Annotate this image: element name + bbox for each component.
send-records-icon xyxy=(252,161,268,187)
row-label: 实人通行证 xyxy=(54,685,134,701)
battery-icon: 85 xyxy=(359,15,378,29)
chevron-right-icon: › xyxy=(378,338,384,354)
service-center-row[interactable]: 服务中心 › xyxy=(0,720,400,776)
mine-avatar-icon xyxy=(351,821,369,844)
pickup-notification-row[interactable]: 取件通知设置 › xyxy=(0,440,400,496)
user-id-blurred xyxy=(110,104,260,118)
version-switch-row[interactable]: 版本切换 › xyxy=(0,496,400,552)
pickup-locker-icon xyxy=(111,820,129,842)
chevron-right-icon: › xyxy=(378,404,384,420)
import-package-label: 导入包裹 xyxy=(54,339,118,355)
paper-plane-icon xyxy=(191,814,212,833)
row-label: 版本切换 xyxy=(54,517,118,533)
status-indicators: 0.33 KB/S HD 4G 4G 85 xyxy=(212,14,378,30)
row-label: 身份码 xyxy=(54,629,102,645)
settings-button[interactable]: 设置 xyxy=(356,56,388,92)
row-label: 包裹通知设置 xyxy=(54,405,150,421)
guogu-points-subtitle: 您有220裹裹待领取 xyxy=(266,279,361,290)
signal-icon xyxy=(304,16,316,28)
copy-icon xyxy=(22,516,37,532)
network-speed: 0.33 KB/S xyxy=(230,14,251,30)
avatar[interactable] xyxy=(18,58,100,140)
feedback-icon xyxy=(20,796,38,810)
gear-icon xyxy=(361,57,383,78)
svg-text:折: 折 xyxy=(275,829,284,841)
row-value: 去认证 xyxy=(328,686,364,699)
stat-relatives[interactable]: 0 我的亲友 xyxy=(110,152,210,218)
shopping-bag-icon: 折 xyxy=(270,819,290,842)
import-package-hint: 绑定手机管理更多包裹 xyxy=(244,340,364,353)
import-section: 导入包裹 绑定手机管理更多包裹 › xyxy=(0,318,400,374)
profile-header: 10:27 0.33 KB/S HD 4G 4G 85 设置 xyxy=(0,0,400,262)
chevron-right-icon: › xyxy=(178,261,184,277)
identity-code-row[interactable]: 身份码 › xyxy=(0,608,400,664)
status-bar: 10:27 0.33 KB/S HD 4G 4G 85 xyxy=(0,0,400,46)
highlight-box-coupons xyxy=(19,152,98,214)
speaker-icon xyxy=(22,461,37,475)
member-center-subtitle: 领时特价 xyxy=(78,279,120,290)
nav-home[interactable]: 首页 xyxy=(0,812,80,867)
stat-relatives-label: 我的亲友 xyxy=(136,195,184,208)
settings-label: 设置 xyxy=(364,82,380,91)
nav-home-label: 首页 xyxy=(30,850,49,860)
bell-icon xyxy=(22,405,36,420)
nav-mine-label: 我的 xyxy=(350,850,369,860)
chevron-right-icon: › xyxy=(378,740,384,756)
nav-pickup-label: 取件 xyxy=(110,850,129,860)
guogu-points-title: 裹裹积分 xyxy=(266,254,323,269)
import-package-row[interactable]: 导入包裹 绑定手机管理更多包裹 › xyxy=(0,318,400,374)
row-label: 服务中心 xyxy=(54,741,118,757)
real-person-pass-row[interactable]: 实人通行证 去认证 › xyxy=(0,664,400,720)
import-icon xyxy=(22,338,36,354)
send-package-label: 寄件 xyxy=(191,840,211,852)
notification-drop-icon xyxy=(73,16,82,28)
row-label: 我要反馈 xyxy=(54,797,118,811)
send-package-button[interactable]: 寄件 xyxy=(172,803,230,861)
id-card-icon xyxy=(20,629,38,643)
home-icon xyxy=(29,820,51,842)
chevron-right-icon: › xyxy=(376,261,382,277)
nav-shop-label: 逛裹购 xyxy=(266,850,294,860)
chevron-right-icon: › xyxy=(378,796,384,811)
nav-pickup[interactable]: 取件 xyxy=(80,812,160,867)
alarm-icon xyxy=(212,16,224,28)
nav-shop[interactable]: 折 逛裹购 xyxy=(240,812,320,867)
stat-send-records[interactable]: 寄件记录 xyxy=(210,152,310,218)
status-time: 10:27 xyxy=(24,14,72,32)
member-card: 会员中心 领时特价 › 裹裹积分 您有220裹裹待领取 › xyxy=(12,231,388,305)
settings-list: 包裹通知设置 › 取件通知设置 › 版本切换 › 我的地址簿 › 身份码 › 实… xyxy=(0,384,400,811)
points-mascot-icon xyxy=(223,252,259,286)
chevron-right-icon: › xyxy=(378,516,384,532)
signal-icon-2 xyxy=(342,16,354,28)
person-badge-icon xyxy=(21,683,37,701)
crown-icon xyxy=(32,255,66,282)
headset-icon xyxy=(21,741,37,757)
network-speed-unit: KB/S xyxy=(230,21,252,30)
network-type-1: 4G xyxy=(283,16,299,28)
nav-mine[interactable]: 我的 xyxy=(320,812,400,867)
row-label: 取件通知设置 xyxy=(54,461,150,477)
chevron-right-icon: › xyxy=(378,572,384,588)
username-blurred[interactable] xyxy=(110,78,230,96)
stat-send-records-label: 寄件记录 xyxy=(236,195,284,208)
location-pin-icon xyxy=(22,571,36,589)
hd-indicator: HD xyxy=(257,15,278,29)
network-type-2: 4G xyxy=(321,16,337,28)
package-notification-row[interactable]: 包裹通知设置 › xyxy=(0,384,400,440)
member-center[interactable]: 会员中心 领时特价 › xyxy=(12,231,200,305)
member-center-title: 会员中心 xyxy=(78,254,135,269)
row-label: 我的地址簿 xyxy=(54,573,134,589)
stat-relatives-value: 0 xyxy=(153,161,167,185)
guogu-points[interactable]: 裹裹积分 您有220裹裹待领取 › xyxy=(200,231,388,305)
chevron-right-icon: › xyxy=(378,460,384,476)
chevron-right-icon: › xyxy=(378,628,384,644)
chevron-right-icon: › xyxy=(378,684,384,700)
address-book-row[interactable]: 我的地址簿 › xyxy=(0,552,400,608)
========================
| Goal of the exercise |
Can you recast the data as a numbered list, from the start of the data through the line holding "pickup-locker-icon xyxy=(111,820,129,842)", both ends included and blank lines left out?

| Answer to the problem |
1. Annotate this image: element name + bbox for each component.
2. send-records-icon xyxy=(252,161,268,187)
3. row-label: 实人通行证 xyxy=(54,685,134,701)
4. battery-icon: 85 xyxy=(359,15,378,29)
5. chevron-right-icon: › xyxy=(378,338,384,354)
6. service-center-row[interactable]: 服务中心 › xyxy=(0,720,400,776)
7. mine-avatar-icon xyxy=(351,821,369,844)
8. pickup-notification-row[interactable]: 取件通知设置 › xyxy=(0,440,400,496)
9. user-id-blurred xyxy=(110,104,260,118)
10. version-switch-row[interactable]: 版本切换 › xyxy=(0,496,400,552)
11. pickup-locker-icon xyxy=(111,820,129,842)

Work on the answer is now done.